■ What to do:
1. In the Dominik Kisiel profile, echo everything from "Dominik Kisiel (born" down to "23 February 2008.".
2. According to the Dominik Kisiel profile, on what date did he debut in the Ekstraklasa?
3. From the senior career section of the Dominik Kisiel profile, list every team whose listed years begin in 2012 or later.

■ Extract provided:
Dominik Kisiel

Personal information
- Date of birth: 15 April 1990 (age 35)
- Place of birth: Bełchatów, Poland
- Height: 1.92 m (6 ft 4 in)
- Position: Goalkeeper

Senior career*
- Years: Team / Apps / (Gls)
- 2006: GKS Bełchatów II
- 2007–2012: GKS Bełchatów (ME) / 32 / (0)
- 2007–2012: GKS Bełchatów / 2 / (0)
- 2010–2012: → GKS Tychy (loan) / 17 / (0)
- 2012–2013: Berliner AK / 24 / (0)
- 2013–2015: Hallescher FC / 3 / (0)
- 2015–2016: VfL Oldenburg / 45 / (0)
- 2016–2018: Viktoria Berlin / 40 / (0)
- 2018–2023: VfB Oldenburg / 47 / (0)

International career
- 2008: Poland U18 / 1 / (0)

= Dominik Kisiel =

Polish footballer (born 1990)

Dominik Kisiel (born 15 April 1990) is a Polish professional footballer who plays as a goalkeeper.

==Career==
Born in Bełchatów, Kisiel debuted in the Ekstraklasa with local side GKS Bełchatów on 23 February 2008.

In the summer 2018, Kisiel re-joined VfL Oldenburg.

■ Data under study:
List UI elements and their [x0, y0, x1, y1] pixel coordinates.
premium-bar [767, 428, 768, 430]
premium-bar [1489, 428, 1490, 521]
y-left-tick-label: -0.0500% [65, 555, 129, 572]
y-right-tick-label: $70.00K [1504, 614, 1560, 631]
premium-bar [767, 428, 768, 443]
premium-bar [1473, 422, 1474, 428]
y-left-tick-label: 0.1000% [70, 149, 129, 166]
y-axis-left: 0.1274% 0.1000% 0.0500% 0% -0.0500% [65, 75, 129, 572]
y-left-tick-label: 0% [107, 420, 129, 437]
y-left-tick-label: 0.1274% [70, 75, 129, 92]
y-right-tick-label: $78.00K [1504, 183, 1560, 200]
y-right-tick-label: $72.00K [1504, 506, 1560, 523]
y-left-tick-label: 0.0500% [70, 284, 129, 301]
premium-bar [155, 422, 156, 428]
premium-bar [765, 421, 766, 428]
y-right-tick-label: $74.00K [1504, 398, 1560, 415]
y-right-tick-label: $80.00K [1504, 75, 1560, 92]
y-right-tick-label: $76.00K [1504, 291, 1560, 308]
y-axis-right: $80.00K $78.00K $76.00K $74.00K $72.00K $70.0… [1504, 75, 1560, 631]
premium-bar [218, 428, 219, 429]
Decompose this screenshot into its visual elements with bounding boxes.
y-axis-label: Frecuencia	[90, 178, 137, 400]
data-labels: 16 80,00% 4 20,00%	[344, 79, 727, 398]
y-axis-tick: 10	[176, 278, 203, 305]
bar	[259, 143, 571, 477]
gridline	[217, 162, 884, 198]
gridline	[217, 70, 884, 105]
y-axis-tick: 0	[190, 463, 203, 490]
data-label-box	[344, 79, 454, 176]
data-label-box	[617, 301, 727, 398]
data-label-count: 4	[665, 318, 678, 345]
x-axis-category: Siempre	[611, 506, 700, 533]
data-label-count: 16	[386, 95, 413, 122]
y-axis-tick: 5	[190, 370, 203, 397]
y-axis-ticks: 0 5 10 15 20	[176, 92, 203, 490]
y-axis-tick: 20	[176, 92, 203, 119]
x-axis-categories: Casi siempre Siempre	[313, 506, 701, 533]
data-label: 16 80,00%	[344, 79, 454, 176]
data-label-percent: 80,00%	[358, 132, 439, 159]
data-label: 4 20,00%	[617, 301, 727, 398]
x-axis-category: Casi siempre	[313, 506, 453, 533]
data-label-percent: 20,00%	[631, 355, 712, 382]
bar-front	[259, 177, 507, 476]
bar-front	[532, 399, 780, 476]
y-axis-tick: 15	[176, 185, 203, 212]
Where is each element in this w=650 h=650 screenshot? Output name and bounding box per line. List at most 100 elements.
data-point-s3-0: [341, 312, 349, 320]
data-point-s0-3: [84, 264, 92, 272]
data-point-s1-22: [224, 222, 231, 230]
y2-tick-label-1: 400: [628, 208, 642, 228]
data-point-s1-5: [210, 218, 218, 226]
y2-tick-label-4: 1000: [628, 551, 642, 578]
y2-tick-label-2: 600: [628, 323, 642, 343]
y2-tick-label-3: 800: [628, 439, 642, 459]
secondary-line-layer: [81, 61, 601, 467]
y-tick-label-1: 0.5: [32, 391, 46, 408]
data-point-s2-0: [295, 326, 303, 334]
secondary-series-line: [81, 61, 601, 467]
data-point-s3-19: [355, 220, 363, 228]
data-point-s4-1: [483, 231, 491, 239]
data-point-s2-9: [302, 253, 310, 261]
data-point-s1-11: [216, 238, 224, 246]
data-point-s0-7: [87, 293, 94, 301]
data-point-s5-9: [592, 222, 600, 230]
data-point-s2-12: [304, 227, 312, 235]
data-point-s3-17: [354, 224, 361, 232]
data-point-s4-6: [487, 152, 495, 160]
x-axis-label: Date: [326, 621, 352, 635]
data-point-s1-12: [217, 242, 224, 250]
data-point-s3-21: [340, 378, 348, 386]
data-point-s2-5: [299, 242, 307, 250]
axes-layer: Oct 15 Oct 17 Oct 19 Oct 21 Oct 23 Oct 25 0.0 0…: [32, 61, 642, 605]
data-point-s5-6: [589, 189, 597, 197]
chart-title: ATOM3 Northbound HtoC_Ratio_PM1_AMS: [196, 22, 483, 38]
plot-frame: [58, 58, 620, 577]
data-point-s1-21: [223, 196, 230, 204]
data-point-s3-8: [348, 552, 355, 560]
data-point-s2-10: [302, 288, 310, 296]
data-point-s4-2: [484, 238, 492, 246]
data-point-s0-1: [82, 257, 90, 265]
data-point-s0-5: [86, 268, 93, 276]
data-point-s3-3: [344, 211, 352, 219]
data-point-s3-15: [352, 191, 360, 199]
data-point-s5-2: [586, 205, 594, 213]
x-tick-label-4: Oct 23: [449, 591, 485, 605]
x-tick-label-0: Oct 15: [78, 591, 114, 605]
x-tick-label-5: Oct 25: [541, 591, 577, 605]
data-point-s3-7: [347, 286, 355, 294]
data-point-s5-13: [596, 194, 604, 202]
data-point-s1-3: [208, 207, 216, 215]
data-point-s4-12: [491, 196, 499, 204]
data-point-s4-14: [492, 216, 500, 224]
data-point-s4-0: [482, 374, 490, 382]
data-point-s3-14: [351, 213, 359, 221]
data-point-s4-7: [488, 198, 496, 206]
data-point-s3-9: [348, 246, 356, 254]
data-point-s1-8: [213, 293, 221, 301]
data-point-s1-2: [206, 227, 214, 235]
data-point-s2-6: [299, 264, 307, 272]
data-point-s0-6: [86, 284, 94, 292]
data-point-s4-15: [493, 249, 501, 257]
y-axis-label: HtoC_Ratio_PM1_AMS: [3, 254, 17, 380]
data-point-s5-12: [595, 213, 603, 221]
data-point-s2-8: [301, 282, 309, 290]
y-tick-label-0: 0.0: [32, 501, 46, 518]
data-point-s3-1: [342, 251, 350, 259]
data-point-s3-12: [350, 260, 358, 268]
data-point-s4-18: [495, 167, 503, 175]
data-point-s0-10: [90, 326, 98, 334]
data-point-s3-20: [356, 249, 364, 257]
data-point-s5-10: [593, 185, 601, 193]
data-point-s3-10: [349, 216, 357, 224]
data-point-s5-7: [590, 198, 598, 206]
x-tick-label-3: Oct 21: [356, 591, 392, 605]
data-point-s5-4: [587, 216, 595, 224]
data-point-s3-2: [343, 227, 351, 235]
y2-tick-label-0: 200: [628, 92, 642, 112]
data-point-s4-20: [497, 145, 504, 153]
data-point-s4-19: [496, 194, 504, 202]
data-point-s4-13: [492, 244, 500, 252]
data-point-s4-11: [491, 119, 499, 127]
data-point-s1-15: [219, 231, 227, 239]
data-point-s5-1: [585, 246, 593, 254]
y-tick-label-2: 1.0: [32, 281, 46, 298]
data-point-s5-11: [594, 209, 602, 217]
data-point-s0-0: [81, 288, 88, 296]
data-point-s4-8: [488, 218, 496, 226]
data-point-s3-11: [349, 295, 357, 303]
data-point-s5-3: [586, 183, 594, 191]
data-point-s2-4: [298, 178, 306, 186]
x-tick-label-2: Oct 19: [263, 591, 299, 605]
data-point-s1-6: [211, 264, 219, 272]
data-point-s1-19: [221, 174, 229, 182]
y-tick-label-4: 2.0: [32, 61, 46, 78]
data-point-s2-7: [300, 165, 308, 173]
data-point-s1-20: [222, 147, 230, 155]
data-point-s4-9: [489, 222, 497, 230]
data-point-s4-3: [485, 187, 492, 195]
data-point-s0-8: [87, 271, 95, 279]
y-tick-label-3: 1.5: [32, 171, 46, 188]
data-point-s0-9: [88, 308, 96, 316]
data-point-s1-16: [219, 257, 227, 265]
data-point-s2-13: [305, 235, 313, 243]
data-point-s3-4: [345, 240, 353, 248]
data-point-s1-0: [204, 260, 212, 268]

■ Answers to each task:
1.
Dominik Kisiel (born 15 April 1990) is a Polish professional footballer who plays as a goalkeeper.

==Career==
Born in Bełchatów, Kisiel debuted in the Ekstraklasa with local side GKS Bełchatów on 23 February 2008.

2. 23 February 2008

3. Berliner AK, Hallescher FC, VfL Oldenburg, Viktoria Berlin, VfB Oldenburg